↓↓↓

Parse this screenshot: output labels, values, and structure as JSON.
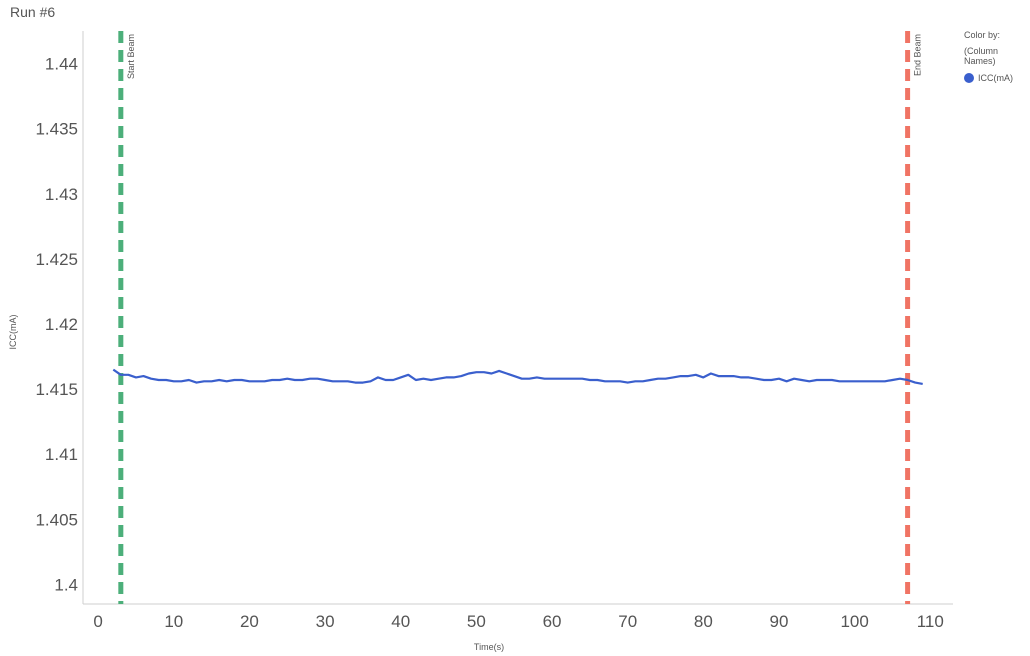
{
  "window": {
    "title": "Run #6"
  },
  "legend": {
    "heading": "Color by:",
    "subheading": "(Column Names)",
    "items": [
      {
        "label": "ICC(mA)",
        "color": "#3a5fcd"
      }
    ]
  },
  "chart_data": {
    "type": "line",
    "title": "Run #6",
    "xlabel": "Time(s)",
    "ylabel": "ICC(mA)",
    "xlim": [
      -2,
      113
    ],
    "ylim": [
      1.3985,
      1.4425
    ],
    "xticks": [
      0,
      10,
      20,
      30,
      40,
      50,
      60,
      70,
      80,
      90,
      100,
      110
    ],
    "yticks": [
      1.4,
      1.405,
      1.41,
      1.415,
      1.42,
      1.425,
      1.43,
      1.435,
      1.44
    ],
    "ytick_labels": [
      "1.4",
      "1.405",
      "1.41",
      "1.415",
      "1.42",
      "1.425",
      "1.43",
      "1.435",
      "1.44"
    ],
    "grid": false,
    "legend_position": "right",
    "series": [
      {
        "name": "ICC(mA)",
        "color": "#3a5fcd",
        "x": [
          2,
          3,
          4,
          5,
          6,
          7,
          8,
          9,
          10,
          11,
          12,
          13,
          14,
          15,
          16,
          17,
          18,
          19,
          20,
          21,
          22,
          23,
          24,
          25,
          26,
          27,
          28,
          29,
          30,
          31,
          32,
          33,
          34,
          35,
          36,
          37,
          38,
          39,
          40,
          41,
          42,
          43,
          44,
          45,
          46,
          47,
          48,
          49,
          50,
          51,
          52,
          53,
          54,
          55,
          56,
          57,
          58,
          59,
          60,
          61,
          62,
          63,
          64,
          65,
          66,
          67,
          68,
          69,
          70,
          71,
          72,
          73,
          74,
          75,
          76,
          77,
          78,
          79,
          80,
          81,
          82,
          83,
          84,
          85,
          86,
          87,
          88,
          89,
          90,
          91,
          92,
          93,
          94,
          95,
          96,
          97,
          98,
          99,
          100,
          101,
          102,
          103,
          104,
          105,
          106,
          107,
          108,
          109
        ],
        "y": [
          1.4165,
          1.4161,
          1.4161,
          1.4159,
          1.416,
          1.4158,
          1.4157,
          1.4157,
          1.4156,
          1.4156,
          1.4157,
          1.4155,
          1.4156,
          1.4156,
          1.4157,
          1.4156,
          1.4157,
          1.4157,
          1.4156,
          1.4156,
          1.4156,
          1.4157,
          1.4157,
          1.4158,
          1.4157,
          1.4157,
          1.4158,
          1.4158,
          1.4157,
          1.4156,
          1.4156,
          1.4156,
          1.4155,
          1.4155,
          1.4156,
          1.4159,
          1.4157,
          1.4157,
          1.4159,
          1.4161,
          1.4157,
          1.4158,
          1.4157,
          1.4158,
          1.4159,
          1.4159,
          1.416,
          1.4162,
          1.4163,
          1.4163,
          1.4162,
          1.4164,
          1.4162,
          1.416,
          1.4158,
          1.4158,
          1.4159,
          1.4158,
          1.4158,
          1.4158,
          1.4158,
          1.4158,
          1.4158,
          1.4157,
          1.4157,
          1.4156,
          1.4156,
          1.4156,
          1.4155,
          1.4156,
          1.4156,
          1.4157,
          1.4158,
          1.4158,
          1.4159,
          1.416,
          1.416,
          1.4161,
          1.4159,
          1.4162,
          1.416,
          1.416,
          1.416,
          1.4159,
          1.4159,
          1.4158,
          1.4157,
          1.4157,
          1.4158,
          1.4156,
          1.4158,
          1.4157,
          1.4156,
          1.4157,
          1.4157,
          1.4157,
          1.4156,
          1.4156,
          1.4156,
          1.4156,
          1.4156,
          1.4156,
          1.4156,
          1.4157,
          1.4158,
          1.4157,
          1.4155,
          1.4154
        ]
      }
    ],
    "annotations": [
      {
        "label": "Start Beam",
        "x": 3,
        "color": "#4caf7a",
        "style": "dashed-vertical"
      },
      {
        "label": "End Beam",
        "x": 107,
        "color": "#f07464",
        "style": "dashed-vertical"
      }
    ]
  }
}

↑↑↑

To be done:
In your copy of the listing above, reproduce each line exactly and omit all pictures.

Finished exercise:
Parse this screenshot: output labels, values, and structure as JSON.
{
  "window": {
    "title": "Run #6"
  },
  "legend": {
    "heading": "Color by:",
    "subheading": "(Column Names)",
    "items": [
      {
        "label": "ICC(mA)",
        "color": "#3a5fcd"
      }
    ]
  },
  "chart_data": {
    "type": "line",
    "title": "Run #6",
    "xlabel": "Time(s)",
    "ylabel": "ICC(mA)",
    "xlim": [
      -2,
      113
    ],
    "ylim": [
      1.3985,
      1.4425
    ],
    "xticks": [
      0,
      10,
      20,
      30,
      40,
      50,
      60,
      70,
      80,
      90,
      100,
      110
    ],
    "yticks": [
      1.4,
      1.405,
      1.41,
      1.415,
      1.42,
      1.425,
      1.43,
      1.435,
      1.44
    ],
    "ytick_labels": [
      "1.4",
      "1.405",
      "1.41",
      "1.415",
      "1.42",
      "1.425",
      "1.43",
      "1.435",
      "1.44"
    ],
    "grid": false,
    "legend_position": "right",
    "series": [
      {
        "name": "ICC(mA)",
        "color": "#3a5fcd",
        "x": [
          2,
          3,
          4,
          5,
          6,
          7,
          8,
          9,
          10,
          11,
          12,
          13,
          14,
          15,
          16,
          17,
          18,
          19,
          20,
          21,
          22,
          23,
          24,
          25,
          26,
          27,
          28,
          29,
          30,
          31,
          32,
          33,
          34,
          35,
          36,
          37,
          38,
          39,
          40,
          41,
          42,
          43,
          44,
          45,
          46,
          47,
          48,
          49,
          50,
          51,
          52,
          53,
          54,
          55,
          56,
          57,
          58,
          59,
          60,
          61,
          62,
          63,
          64,
          65,
          66,
          67,
          68,
          69,
          70,
          71,
          72,
          73,
          74,
          75,
          76,
          77,
          78,
          79,
          80,
          81,
          82,
          83,
          84,
          85,
          86,
          87,
          88,
          89,
          90,
          91,
          92,
          93,
          94,
          95,
          96,
          97,
          98,
          99,
          100,
          101,
          102,
          103,
          104,
          105,
          106,
          107,
          108,
          109
        ],
        "y": [
          1.4165,
          1.4161,
          1.4161,
          1.4159,
          1.416,
          1.4158,
          1.4157,
          1.4157,
          1.4156,
          1.4156,
          1.4157,
          1.4155,
          1.4156,
          1.4156,
          1.4157,
          1.4156,
          1.4157,
          1.4157,
          1.4156,
          1.4156,
          1.4156,
          1.4157,
          1.4157,
          1.4158,
          1.4157,
          1.4157,
          1.4158,
          1.4158,
          1.4157,
          1.4156,
          1.4156,
          1.4156,
          1.4155,
          1.4155,
          1.4156,
          1.4159,
          1.4157,
          1.4157,
          1.4159,
          1.4161,
          1.4157,
          1.4158,
          1.4157,
          1.4158,
          1.4159,
          1.4159,
          1.416,
          1.4162,
          1.4163,
          1.4163,
          1.4162,
          1.4164,
          1.4162,
          1.416,
          1.4158,
          1.4158,
          1.4159,
          1.4158,
          1.4158,
          1.4158,
          1.4158,
          1.4158,
          1.4158,
          1.4157,
          1.4157,
          1.4156,
          1.4156,
          1.4156,
          1.4155,
          1.4156,
          1.4156,
          1.4157,
          1.4158,
          1.4158,
          1.4159,
          1.416,
          1.416,
          1.4161,
          1.4159,
          1.4162,
          1.416,
          1.416,
          1.416,
          1.4159,
          1.4159,
          1.4158,
          1.4157,
          1.4157,
          1.4158,
          1.4156,
          1.4158,
          1.4157,
          1.4156,
          1.4157,
          1.4157,
          1.4157,
          1.4156,
          1.4156,
          1.4156,
          1.4156,
          1.4156,
          1.4156,
          1.4156,
          1.4157,
          1.4158,
          1.4157,
          1.4155,
          1.4154
        ]
      }
    ],
    "annotations": [
      {
        "label": "Start Beam",
        "x": 3,
        "color": "#4caf7a",
        "style": "dashed-vertical"
      },
      {
        "label": "End Beam",
        "x": 107,
        "color": "#f07464",
        "style": "dashed-vertical"
      }
    ]
  }
}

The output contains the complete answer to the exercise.